-- START OF DATASET RECORDS --
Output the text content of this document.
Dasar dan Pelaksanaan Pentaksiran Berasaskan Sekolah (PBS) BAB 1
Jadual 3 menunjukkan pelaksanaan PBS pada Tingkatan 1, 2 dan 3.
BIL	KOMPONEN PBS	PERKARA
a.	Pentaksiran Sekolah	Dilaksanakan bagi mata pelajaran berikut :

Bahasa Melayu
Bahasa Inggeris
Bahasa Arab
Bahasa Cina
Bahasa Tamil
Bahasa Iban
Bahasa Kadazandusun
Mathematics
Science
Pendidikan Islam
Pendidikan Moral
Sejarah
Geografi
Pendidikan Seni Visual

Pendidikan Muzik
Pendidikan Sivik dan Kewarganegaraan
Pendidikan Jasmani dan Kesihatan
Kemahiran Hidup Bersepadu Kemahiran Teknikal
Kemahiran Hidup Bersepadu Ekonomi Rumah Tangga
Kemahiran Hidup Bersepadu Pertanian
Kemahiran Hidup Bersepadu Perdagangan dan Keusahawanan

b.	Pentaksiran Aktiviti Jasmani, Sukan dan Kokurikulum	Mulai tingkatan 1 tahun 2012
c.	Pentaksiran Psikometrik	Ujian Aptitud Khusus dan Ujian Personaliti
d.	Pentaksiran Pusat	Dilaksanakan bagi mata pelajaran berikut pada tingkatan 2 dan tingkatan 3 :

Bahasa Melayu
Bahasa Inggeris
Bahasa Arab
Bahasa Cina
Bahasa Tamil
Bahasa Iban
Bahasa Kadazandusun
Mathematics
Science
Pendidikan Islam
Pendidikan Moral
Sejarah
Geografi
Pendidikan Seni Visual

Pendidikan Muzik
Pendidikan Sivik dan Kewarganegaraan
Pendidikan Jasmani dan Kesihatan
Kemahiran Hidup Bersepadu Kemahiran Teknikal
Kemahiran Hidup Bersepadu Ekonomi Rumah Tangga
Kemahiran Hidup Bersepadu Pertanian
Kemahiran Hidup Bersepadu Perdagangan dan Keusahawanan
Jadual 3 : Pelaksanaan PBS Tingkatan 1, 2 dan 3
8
-- END OF DATASET RECORDS --
## AIM OF THE EXERCISE:
Transcribe all of the entries without altering anything.

## RESULT FOR THIS TASK:
Output the text content of this document.
Dasar dan Pelaksanaan Pentaksiran Berasaskan Sekolah (PBS) BAB 1
Jadual 3 menunjukkan pelaksanaan PBS pada Tingkatan 1, 2 dan 3.
BIL	KOMPONEN PBS	PERKARA
a.	Pentaksiran Sekolah	Dilaksanakan bagi mata pelajaran berikut :

Bahasa Melayu
Bahasa Inggeris
Bahasa Arab
Bahasa Cina
Bahasa Tamil
Bahasa Iban
Bahasa Kadazandusun
Mathematics
Science
Pendidikan Islam
Pendidikan Moral
Sejarah
Geografi
Pendidikan Seni Visual

Pendidikan Muzik
Pendidikan Sivik dan Kewarganegaraan
Pendidikan Jasmani dan Kesihatan
Kemahiran Hidup Bersepadu Kemahiran Teknikal
Kemahiran Hidup Bersepadu Ekonomi Rumah Tangga
Kemahiran Hidup Bersepadu Pertanian
Kemahiran Hidup Bersepadu Perdagangan dan Keusahawanan

b.	Pentaksiran Aktiviti Jasmani, Sukan dan Kokurikulum	Mulai tingkatan 1 tahun 2012
c.	Pentaksiran Psikometrik	Ujian Aptitud Khusus dan Ujian Personaliti
d.	Pentaksiran Pusat	Dilaksanakan bagi mata pelajaran berikut pada tingkatan 2 dan tingkatan 3 :

Bahasa Melayu
Bahasa Inggeris
Bahasa Arab
Bahasa Cina
Bahasa Tamil
Bahasa Iban
Bahasa Kadazandusun
Mathematics
Science
Pendidikan Islam
Pendidikan Moral
Sejarah
Geografi
Pendidikan Seni Visual

Pendidikan Muzik
Pendidikan Sivik dan Kewarganegaraan
Pendidikan Jasmani dan Kesihatan
Kemahiran Hidup Bersepadu Kemahiran Teknikal
Kemahiran Hidup Bersepadu Ekonomi Rumah Tangga
Kemahiran Hidup Bersepadu Pertanian
Kemahiran Hidup Bersepadu Perdagangan dan Keusahawanan
Jadual 3 : Pelaksanaan PBS Tingkatan 1, 2 dan 3
8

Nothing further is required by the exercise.